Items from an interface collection
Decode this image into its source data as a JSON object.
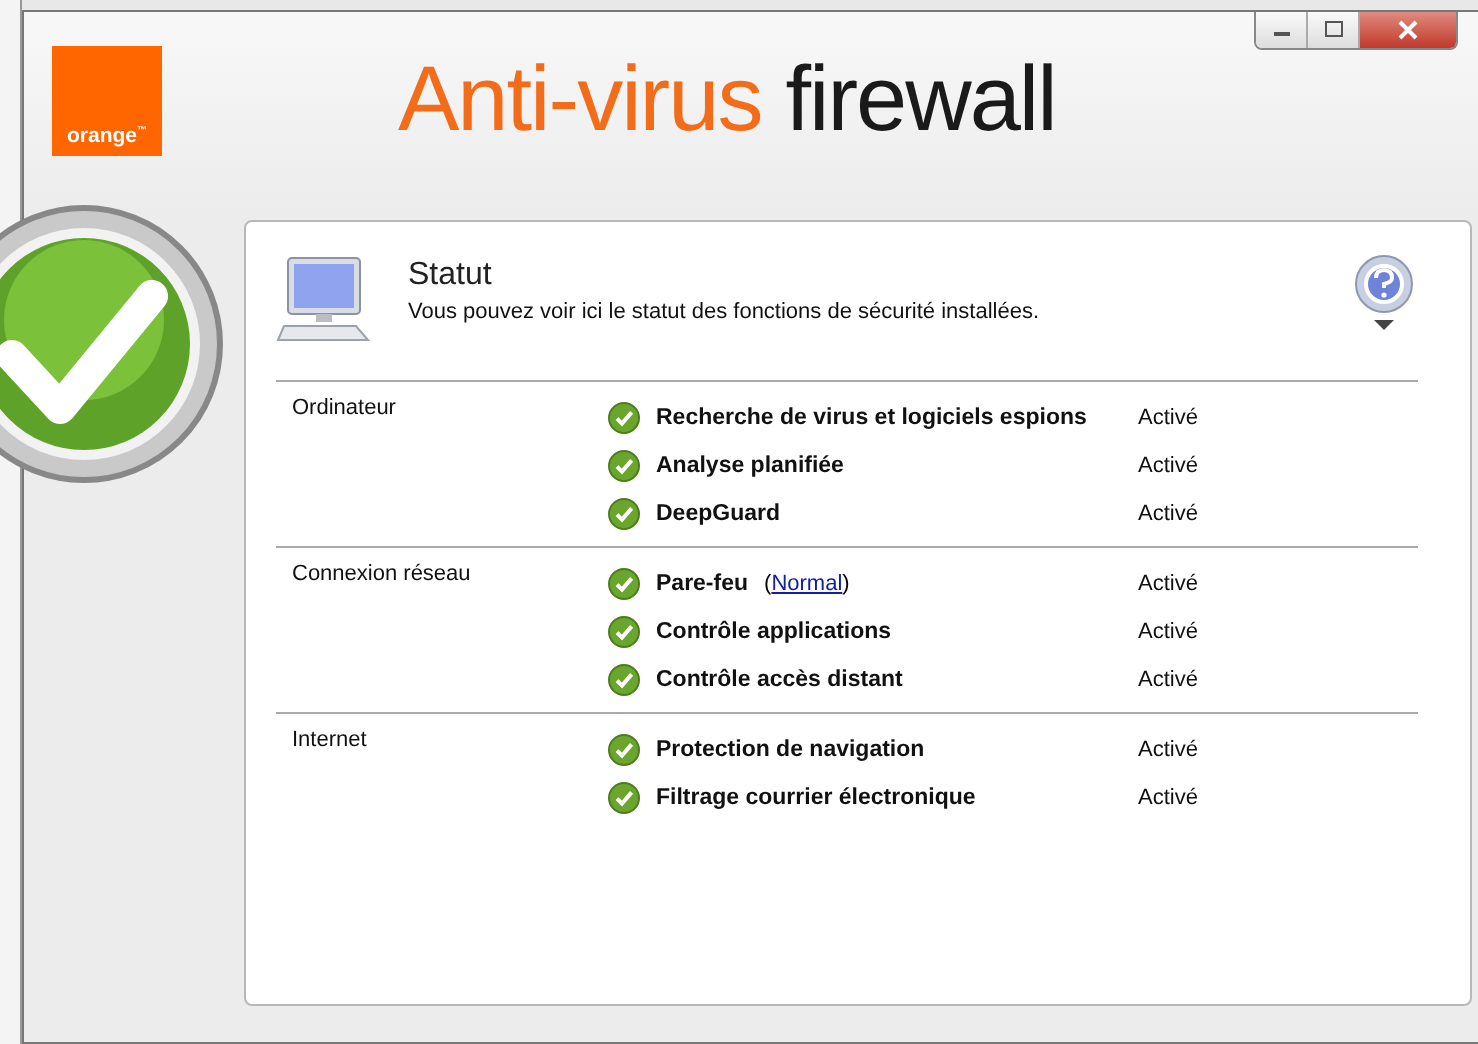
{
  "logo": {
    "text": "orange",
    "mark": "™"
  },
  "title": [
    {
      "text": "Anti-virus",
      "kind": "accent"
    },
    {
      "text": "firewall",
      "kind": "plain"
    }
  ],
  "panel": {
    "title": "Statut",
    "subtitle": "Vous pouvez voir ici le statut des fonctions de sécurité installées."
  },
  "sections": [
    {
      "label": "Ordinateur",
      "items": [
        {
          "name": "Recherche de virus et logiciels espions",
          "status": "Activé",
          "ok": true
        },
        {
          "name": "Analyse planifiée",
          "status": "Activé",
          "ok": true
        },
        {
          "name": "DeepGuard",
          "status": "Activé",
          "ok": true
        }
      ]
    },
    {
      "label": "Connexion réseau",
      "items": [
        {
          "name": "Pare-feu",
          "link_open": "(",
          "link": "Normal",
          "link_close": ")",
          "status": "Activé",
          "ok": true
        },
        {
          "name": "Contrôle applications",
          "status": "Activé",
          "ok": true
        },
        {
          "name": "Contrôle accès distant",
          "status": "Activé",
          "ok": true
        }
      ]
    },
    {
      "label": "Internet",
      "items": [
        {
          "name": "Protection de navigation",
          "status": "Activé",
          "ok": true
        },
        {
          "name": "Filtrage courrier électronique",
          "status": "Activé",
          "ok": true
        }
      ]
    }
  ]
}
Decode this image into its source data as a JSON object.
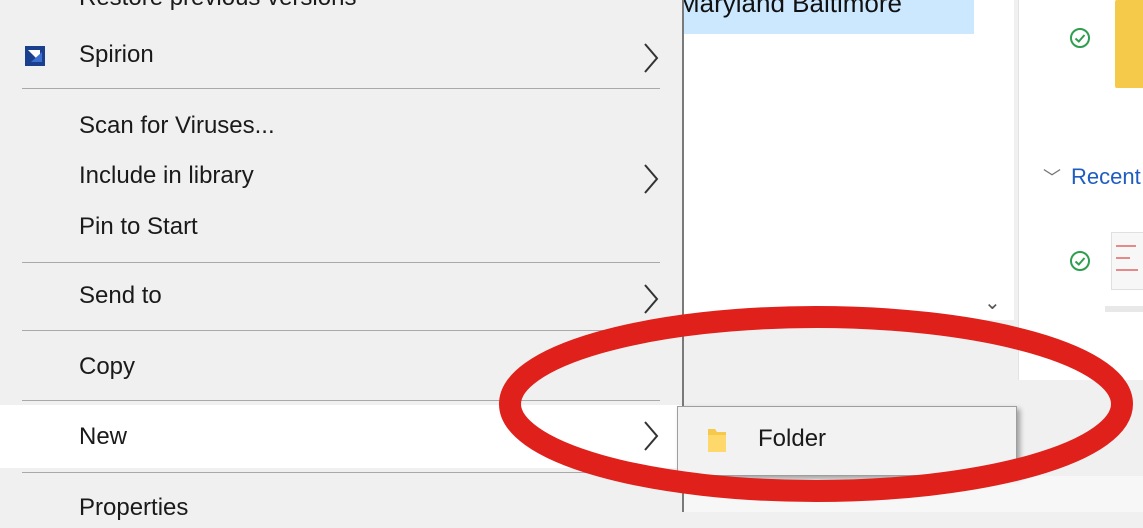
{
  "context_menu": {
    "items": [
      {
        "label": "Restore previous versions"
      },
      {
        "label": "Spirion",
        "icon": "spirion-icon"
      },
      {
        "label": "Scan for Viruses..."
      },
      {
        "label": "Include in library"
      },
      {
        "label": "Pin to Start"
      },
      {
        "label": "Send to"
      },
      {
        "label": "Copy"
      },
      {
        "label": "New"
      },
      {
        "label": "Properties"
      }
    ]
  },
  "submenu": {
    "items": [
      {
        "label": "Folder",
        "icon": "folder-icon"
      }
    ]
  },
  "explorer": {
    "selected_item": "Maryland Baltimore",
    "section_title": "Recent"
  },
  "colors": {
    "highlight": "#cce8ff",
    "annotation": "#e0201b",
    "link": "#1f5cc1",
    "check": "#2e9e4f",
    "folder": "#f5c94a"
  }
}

WORK INSTRUCTION
For the word "Contrôle", find all matching lines in the entries above and copy them out.

RESPONSE BELOW
          "name": "Contrôle applications",
          "name": "Contrôle accès distant",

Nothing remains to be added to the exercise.